**Exercise brief:** Could you copy every line from the material below in which "chômage" appears?
— BEGIN Exercise inputs —
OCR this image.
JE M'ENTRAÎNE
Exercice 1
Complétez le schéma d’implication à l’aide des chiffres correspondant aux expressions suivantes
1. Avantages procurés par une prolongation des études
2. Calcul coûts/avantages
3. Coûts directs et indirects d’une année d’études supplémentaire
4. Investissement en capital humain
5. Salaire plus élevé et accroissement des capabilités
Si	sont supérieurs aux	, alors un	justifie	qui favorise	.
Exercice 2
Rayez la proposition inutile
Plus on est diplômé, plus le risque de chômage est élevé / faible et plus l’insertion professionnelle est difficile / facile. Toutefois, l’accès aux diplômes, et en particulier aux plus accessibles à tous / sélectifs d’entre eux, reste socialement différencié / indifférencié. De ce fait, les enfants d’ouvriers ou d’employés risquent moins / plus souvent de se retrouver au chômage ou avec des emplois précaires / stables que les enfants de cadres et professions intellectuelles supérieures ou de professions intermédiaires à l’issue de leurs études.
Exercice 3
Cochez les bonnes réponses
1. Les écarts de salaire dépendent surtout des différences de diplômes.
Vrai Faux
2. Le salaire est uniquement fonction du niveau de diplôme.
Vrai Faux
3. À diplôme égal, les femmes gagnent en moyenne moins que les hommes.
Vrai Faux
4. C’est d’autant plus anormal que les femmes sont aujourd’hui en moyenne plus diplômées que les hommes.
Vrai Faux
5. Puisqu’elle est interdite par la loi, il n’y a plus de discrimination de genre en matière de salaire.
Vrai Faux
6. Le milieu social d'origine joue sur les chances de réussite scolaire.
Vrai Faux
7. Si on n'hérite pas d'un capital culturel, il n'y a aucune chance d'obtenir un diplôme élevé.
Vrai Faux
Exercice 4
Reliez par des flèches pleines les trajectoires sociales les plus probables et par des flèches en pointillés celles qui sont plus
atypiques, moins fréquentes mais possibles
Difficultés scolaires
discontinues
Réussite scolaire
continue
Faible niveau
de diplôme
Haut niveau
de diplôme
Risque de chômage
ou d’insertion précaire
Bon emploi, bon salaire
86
— END Exercise inputs —
**The result:**
Plus on est diplômé, plus le risque de chômage est élevé / faible et plus l’insertion professionnelle est difficile / facile. Toutefois, l’accès aux diplômes, et en particulier aux plus accessibles à tous / sélectifs d’entre eux, reste socialement différencié / indifférencié. De ce fait, les enfants d’ouvriers ou d’employés risquent moins / plus souvent de se retrouver au chômage ou avec des emplois précaires / stables que les enfants de cadres et professions intellectuelles supérieures ou de professions intermédiaires à l’issue de leurs études.
Risque de chômage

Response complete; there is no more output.